#### OBJECTIVE
What follows is a set of entries. Repeat them exactly, but not their pictures.

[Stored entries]

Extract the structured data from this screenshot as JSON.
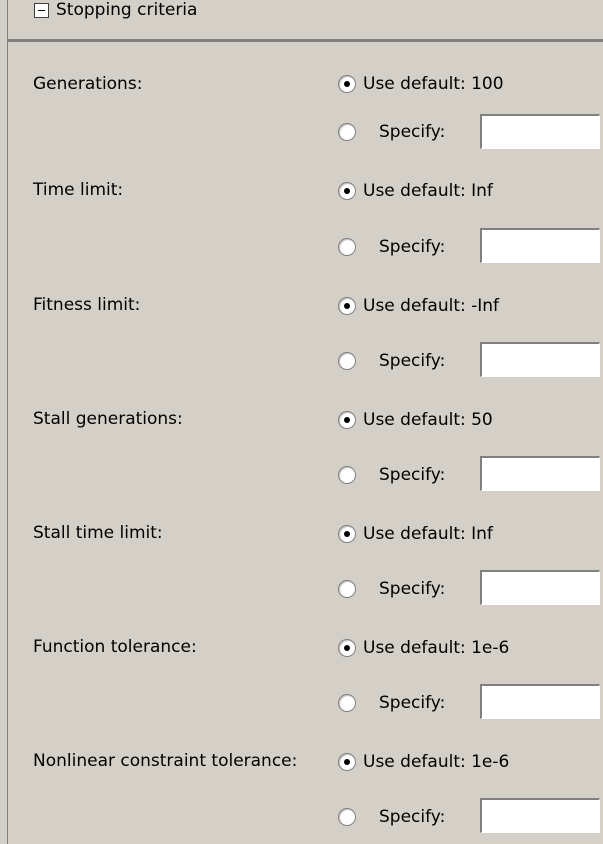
{
  "section": {
    "title": "Stopping criteria",
    "icon": "collapse-minus-icon"
  },
  "rows": [
    {
      "key": "generations",
      "label": "Generations:",
      "default_label": "Use default: 100",
      "specify_label": "Specify:",
      "specify_value": "",
      "selected": "default"
    },
    {
      "key": "time-limit",
      "label": "Time limit:",
      "default_label": "Use default: Inf",
      "specify_label": "Specify:",
      "specify_value": "",
      "selected": "default"
    },
    {
      "key": "fitness-limit",
      "label": "Fitness limit:",
      "default_label": "Use default: -Inf",
      "specify_label": "Specify:",
      "specify_value": "",
      "selected": "default"
    },
    {
      "key": "stall-generations",
      "label": "Stall generations:",
      "default_label": "Use default: 50",
      "specify_label": "Specify:",
      "specify_value": "",
      "selected": "default"
    },
    {
      "key": "stall-time-limit",
      "label": "Stall time limit:",
      "default_label": "Use default: Inf",
      "specify_label": "Specify:",
      "specify_value": "",
      "selected": "default"
    },
    {
      "key": "function-tolerance",
      "label": "Function tolerance:",
      "default_label": "Use default: 1e-6",
      "specify_label": "Specify:",
      "specify_value": "",
      "selected": "default"
    },
    {
      "key": "nonlinear-constraint-tolerance",
      "label": "Nonlinear constraint tolerance:",
      "default_label": "Use default: 1e-6",
      "specify_label": "Specify:",
      "specify_value": "",
      "selected": "default"
    }
  ],
  "colors": {
    "panel_background": "#d4d0c8",
    "border": "#808080",
    "field_background": "#ffffff"
  }
}
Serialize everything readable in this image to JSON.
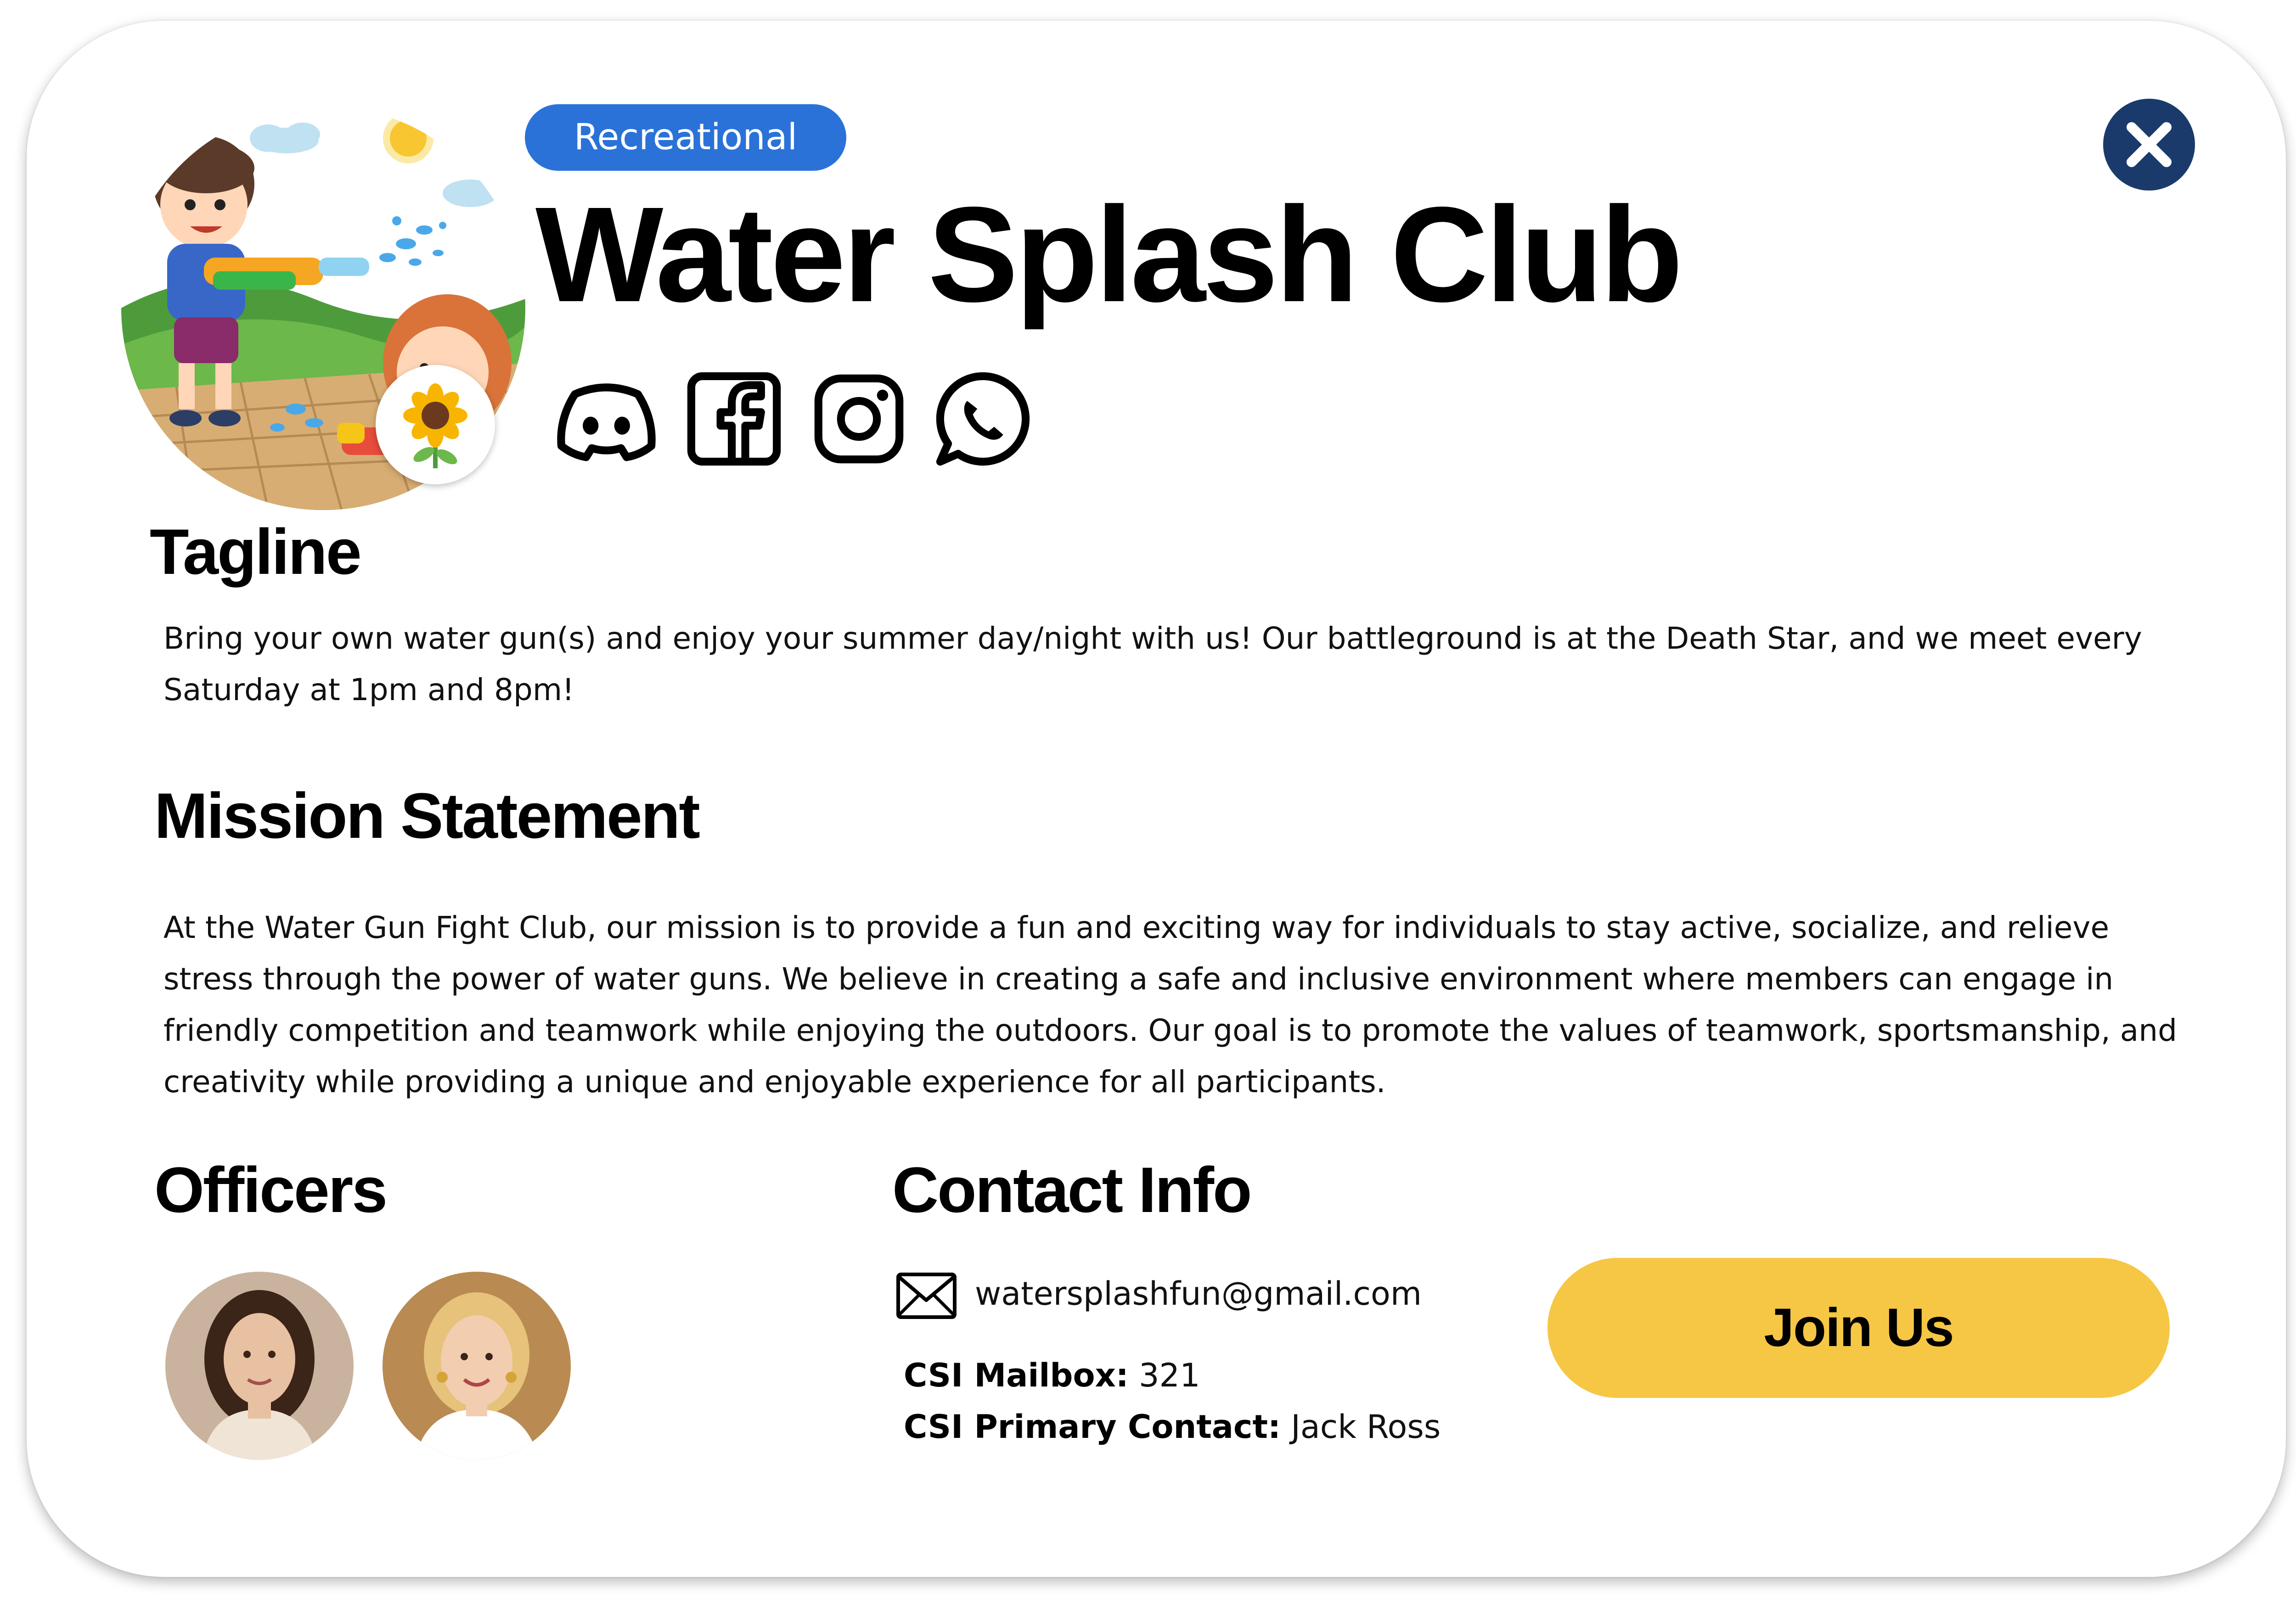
{
  "club": {
    "category": "Recreational",
    "name": "Water Splash Club"
  },
  "social": [
    "discord-icon",
    "facebook-icon",
    "instagram-icon",
    "whatsapp-icon"
  ],
  "sections": {
    "tagline": {
      "heading": "Tagline",
      "text": "Bring your own water gun(s) and enjoy your summer day/night with us! Our battleground is at the Death Star, and we meet every Saturday at 1pm and 8pm!"
    },
    "mission": {
      "heading": "Mission Statement",
      "text": "At the Water Gun Fight Club, our mission is to provide a fun and exciting way for individuals to stay active, socialize, and relieve stress through the power of water guns. We believe in creating a safe and inclusive environment where members can engage in friendly competition and teamwork while enjoying the outdoors. Our goal is to promote the values of teamwork, sportsmanship, and creativity while providing a unique and enjoyable experience for all participants."
    },
    "officers": {
      "heading": "Officers"
    },
    "contact": {
      "heading": "Contact Info",
      "email": "watersplashfun@gmail.com",
      "mailbox_label": "CSI Mailbox:",
      "mailbox_value": "321",
      "primary_label": "CSI Primary Contact:",
      "primary_value": "Jack Ross"
    }
  },
  "actions": {
    "join": "Join Us"
  },
  "colors": {
    "badge": "#2a72d8",
    "close_button": "#1a3a6b",
    "join_button": "#f6c645"
  }
}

#### OUTPUT OF THE EXERCISE
Extract the structured data from this screenshot as JSON.
{
  "section": {
    "title": "Stopping criteria",
    "icon": "collapse-minus-icon"
  },
  "rows": [
    {
      "key": "generations",
      "label": "Generations:",
      "default_label": "Use default: 100",
      "specify_label": "Specify:",
      "specify_value": "",
      "selected": "default"
    },
    {
      "key": "time-limit",
      "label": "Time limit:",
      "default_label": "Use default: Inf",
      "specify_label": "Specify:",
      "specify_value": "",
      "selected": "default"
    },
    {
      "key": "fitness-limit",
      "label": "Fitness limit:",
      "default_label": "Use default: -Inf",
      "specify_label": "Specify:",
      "specify_value": "",
      "selected": "default"
    },
    {
      "key": "stall-generations",
      "label": "Stall generations:",
      "default_label": "Use default: 50",
      "specify_label": "Specify:",
      "specify_value": "",
      "selected": "default"
    },
    {
      "key": "stall-time-limit",
      "label": "Stall time limit:",
      "default_label": "Use default: Inf",
      "specify_label": "Specify:",
      "specify_value": "",
      "selected": "default"
    },
    {
      "key": "function-tolerance",
      "label": "Function tolerance:",
      "default_label": "Use default: 1e-6",
      "specify_label": "Specify:",
      "specify_value": "",
      "selected": "default"
    },
    {
      "key": "nonlinear-constraint-tolerance",
      "label": "Nonlinear constraint tolerance:",
      "default_label": "Use default: 1e-6",
      "specify_label": "Specify:",
      "specify_value": "",
      "selected": "default"
    }
  ],
  "colors": {
    "panel_background": "#d4d0c8",
    "border": "#808080",
    "field_background": "#ffffff"
  }
}
Serialize everything readable in this image to JSON.
{
  "club": {
    "category": "Recreational",
    "name": "Water Splash Club"
  },
  "social": [
    "discord-icon",
    "facebook-icon",
    "instagram-icon",
    "whatsapp-icon"
  ],
  "sections": {
    "tagline": {
      "heading": "Tagline",
      "text": "Bring your own water gun(s) and enjoy your summer day/night with us! Our battleground is at the Death Star, and we meet every Saturday at 1pm and 8pm!"
    },
    "mission": {
      "heading": "Mission Statement",
      "text": "At the Water Gun Fight Club, our mission is to provide a fun and exciting way for individuals to stay active, socialize, and relieve stress through the power of water guns. We believe in creating a safe and inclusive environment where members can engage in friendly competition and teamwork while enjoying the outdoors. Our goal is to promote the values of teamwork, sportsmanship, and creativity while providing a unique and enjoyable experience for all participants."
    },
    "officers": {
      "heading": "Officers"
    },
    "contact": {
      "heading": "Contact Info",
      "email": "watersplashfun@gmail.com",
      "mailbox_label": "CSI Mailbox:",
      "mailbox_value": "321",
      "primary_label": "CSI Primary Contact:",
      "primary_value": "Jack Ross"
    }
  },
  "actions": {
    "join": "Join Us"
  },
  "colors": {
    "badge": "#2a72d8",
    "close_button": "#1a3a6b",
    "join_button": "#f6c645"
  }
}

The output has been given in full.